Data records
>> start

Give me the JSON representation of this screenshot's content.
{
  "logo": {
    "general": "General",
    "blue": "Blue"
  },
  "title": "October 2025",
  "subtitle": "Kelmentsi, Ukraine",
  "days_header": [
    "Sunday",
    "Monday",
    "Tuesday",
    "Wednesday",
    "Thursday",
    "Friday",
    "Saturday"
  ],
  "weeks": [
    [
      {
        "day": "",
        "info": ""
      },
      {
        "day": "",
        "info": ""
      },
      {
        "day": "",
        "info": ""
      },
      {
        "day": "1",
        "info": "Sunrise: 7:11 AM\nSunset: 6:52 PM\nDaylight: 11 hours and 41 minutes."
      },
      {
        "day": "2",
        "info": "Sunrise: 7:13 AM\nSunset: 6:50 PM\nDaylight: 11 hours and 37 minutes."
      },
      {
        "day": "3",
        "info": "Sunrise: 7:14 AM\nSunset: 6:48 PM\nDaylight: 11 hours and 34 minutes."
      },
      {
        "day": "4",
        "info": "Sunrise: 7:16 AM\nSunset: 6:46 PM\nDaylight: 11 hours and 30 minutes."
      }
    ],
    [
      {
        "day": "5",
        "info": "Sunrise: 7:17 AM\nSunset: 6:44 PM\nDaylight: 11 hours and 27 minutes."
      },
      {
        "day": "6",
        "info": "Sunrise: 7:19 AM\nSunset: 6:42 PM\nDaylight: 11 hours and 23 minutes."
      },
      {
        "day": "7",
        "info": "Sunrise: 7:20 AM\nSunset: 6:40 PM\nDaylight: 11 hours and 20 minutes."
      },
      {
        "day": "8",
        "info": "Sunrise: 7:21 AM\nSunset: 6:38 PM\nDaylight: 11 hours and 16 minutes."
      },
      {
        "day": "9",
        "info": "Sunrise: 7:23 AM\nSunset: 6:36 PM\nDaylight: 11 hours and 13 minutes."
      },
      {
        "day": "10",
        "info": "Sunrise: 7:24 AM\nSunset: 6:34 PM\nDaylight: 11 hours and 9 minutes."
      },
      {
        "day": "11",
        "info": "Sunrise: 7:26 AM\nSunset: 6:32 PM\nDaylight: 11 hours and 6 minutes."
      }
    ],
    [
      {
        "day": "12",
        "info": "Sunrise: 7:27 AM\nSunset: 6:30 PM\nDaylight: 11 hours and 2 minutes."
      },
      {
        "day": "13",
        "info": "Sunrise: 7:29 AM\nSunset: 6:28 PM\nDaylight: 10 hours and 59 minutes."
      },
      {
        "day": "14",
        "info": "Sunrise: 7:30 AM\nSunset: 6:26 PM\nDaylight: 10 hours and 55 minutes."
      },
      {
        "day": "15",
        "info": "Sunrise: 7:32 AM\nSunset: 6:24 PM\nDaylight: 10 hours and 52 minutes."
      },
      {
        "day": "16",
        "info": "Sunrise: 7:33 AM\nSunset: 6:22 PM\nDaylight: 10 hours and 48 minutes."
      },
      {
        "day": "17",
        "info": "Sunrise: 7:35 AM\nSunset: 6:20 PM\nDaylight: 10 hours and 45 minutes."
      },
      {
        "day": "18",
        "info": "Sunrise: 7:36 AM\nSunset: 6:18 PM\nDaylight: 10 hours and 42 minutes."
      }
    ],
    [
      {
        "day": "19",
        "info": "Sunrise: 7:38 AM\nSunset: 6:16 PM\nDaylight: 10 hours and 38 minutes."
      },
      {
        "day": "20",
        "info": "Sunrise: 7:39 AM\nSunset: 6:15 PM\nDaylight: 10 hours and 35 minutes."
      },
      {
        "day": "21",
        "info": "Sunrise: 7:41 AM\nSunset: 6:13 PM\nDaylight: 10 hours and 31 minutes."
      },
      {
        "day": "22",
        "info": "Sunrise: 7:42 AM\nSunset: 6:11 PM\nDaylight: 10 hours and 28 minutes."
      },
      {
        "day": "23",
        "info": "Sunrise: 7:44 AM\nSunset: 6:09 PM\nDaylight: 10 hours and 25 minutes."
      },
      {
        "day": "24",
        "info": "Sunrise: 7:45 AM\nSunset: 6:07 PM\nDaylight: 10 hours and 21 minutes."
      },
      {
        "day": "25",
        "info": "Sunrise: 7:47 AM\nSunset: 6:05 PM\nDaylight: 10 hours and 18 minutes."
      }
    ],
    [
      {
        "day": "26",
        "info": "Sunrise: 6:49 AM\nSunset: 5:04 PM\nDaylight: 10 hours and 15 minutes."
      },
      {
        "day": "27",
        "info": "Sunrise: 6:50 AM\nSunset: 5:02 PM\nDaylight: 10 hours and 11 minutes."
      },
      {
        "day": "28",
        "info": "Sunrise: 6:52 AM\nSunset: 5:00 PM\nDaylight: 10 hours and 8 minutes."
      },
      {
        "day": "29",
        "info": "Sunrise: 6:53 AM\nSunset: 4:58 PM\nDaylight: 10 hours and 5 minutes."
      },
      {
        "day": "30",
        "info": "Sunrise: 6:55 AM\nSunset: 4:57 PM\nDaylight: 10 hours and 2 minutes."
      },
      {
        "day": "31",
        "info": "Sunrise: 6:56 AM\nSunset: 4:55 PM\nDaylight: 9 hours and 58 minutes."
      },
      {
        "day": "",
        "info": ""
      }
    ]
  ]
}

>> end

◆ **PROBLEM**: Repeat every line of the material exactly as given.

◆ **ANSWER FOR THE TASK**:
Give me the JSON representation of this screenshot's content.
{
  "logo": {
    "general": "General",
    "blue": "Blue"
  },
  "title": "October 2025",
  "subtitle": "Kelmentsi, Ukraine",
  "days_header": [
    "Sunday",
    "Monday",
    "Tuesday",
    "Wednesday",
    "Thursday",
    "Friday",
    "Saturday"
  ],
  "weeks": [
    [
      {
        "day": "",
        "info": ""
      },
      {
        "day": "",
        "info": ""
      },
      {
        "day": "",
        "info": ""
      },
      {
        "day": "1",
        "info": "Sunrise: 7:11 AM\nSunset: 6:52 PM\nDaylight: 11 hours and 41 minutes."
      },
      {
        "day": "2",
        "info": "Sunrise: 7:13 AM\nSunset: 6:50 PM\nDaylight: 11 hours and 37 minutes."
      },
      {
        "day": "3",
        "info": "Sunrise: 7:14 AM\nSunset: 6:48 PM\nDaylight: 11 hours and 34 minutes."
      },
      {
        "day": "4",
        "info": "Sunrise: 7:16 AM\nSunset: 6:46 PM\nDaylight: 11 hours and 30 minutes."
      }
    ],
    [
      {
        "day": "5",
        "info": "Sunrise: 7:17 AM\nSunset: 6:44 PM\nDaylight: 11 hours and 27 minutes."
      },
      {
        "day": "6",
        "info": "Sunrise: 7:19 AM\nSunset: 6:42 PM\nDaylight: 11 hours and 23 minutes."
      },
      {
        "day": "7",
        "info": "Sunrise: 7:20 AM\nSunset: 6:40 PM\nDaylight: 11 hours and 20 minutes."
      },
      {
        "day": "8",
        "info": "Sunrise: 7:21 AM\nSunset: 6:38 PM\nDaylight: 11 hours and 16 minutes."
      },
      {
        "day": "9",
        "info": "Sunrise: 7:23 AM\nSunset: 6:36 PM\nDaylight: 11 hours and 13 minutes."
      },
      {
        "day": "10",
        "info": "Sunrise: 7:24 AM\nSunset: 6:34 PM\nDaylight: 11 hours and 9 minutes."
      },
      {
        "day": "11",
        "info": "Sunrise: 7:26 AM\nSunset: 6:32 PM\nDaylight: 11 hours and 6 minutes."
      }
    ],
    [
      {
        "day": "12",
        "info": "Sunrise: 7:27 AM\nSunset: 6:30 PM\nDaylight: 11 hours and 2 minutes."
      },
      {
        "day": "13",
        "info": "Sunrise: 7:29 AM\nSunset: 6:28 PM\nDaylight: 10 hours and 59 minutes."
      },
      {
        "day": "14",
        "info": "Sunrise: 7:30 AM\nSunset: 6:26 PM\nDaylight: 10 hours and 55 minutes."
      },
      {
        "day": "15",
        "info": "Sunrise: 7:32 AM\nSunset: 6:24 PM\nDaylight: 10 hours and 52 minutes."
      },
      {
        "day": "16",
        "info": "Sunrise: 7:33 AM\nSunset: 6:22 PM\nDaylight: 10 hours and 48 minutes."
      },
      {
        "day": "17",
        "info": "Sunrise: 7:35 AM\nSunset: 6:20 PM\nDaylight: 10 hours and 45 minutes."
      },
      {
        "day": "18",
        "info": "Sunrise: 7:36 AM\nSunset: 6:18 PM\nDaylight: 10 hours and 42 minutes."
      }
    ],
    [
      {
        "day": "19",
        "info": "Sunrise: 7:38 AM\nSunset: 6:16 PM\nDaylight: 10 hours and 38 minutes."
      },
      {
        "day": "20",
        "info": "Sunrise: 7:39 AM\nSunset: 6:15 PM\nDaylight: 10 hours and 35 minutes."
      },
      {
        "day": "21",
        "info": "Sunrise: 7:41 AM\nSunset: 6:13 PM\nDaylight: 10 hours and 31 minutes."
      },
      {
        "day": "22",
        "info": "Sunrise: 7:42 AM\nSunset: 6:11 PM\nDaylight: 10 hours and 28 minutes."
      },
      {
        "day": "23",
        "info": "Sunrise: 7:44 AM\nSunset: 6:09 PM\nDaylight: 10 hours and 25 minutes."
      },
      {
        "day": "24",
        "info": "Sunrise: 7:45 AM\nSunset: 6:07 PM\nDaylight: 10 hours and 21 minutes."
      },
      {
        "day": "25",
        "info": "Sunrise: 7:47 AM\nSunset: 6:05 PM\nDaylight: 10 hours and 18 minutes."
      }
    ],
    [
      {
        "day": "26",
        "info": "Sunrise: 6:49 AM\nSunset: 5:04 PM\nDaylight: 10 hours and 15 minutes."
      },
      {
        "day": "27",
        "info": "Sunrise: 6:50 AM\nSunset: 5:02 PM\nDaylight: 10 hours and 11 minutes."
      },
      {
        "day": "28",
        "info": "Sunrise: 6:52 AM\nSunset: 5:00 PM\nDaylight: 10 hours and 8 minutes."
      },
      {
        "day": "29",
        "info": "Sunrise: 6:53 AM\nSunset: 4:58 PM\nDaylight: 10 hours and 5 minutes."
      },
      {
        "day": "30",
        "info": "Sunrise: 6:55 AM\nSunset: 4:57 PM\nDaylight: 10 hours and 2 minutes."
      },
      {
        "day": "31",
        "info": "Sunrise: 6:56 AM\nSunset: 4:55 PM\nDaylight: 9 hours and 58 minutes."
      },
      {
        "day": "",
        "info": ""
      }
    ]
  ]
}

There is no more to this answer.